→ EXERCISE DIRECTIONS
Copy out every line in the entries below that includes "usercenter".

→ WORKING DATA
+ + +
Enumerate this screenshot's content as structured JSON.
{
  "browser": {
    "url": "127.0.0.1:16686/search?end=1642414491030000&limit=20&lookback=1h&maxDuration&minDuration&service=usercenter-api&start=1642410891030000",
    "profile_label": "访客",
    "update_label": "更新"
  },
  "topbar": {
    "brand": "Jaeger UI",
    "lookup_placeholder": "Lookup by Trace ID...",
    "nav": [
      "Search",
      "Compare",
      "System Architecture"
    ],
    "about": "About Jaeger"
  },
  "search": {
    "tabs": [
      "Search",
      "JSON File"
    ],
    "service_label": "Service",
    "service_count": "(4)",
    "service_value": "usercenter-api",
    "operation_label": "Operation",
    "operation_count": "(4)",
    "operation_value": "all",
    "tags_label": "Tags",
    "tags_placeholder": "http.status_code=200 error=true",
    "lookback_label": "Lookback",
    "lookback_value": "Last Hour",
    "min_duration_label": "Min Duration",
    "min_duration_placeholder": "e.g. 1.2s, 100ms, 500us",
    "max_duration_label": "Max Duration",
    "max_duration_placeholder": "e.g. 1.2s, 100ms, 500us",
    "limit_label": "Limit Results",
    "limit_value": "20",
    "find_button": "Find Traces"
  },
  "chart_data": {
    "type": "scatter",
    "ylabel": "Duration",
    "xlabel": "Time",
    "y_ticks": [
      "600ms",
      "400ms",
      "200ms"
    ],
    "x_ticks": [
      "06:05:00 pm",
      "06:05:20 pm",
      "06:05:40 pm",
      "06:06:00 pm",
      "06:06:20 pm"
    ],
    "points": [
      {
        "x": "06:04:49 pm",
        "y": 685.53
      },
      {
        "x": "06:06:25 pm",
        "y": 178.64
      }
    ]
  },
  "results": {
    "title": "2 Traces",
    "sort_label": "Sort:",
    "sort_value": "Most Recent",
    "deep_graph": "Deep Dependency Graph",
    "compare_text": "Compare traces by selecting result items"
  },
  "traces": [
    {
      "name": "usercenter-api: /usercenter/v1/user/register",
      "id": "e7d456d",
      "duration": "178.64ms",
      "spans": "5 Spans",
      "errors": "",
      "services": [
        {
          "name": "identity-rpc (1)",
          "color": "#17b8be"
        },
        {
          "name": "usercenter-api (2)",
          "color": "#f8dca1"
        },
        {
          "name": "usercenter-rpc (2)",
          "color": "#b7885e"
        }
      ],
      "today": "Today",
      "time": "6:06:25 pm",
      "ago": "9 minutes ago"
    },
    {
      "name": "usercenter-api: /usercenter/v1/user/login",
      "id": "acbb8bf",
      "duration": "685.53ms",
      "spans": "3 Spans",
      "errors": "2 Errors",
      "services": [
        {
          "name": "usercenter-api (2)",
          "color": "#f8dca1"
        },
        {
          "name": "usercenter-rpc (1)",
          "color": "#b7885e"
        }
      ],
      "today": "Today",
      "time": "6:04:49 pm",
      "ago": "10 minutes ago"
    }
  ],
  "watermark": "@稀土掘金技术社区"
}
+ + +
→ RESULT OF THE EXERCISE
    "url": "127.0.0.1:16686/search?end=1642414491030000&limit=20&lookback=1h&maxDuration&minDuration&service=usercenter-api&start=1642410891030000",
    "service_value": "usercenter-api",
      "name": "usercenter-api: /usercenter/v1/user/register",
          "name": "usercenter-api (2)",
          "name": "usercenter-rpc (2)",
      "name": "usercenter-api: /usercenter/v1/user/login",
          "name": "usercenter-api (2)",
          "name": "usercenter-rpc (1)",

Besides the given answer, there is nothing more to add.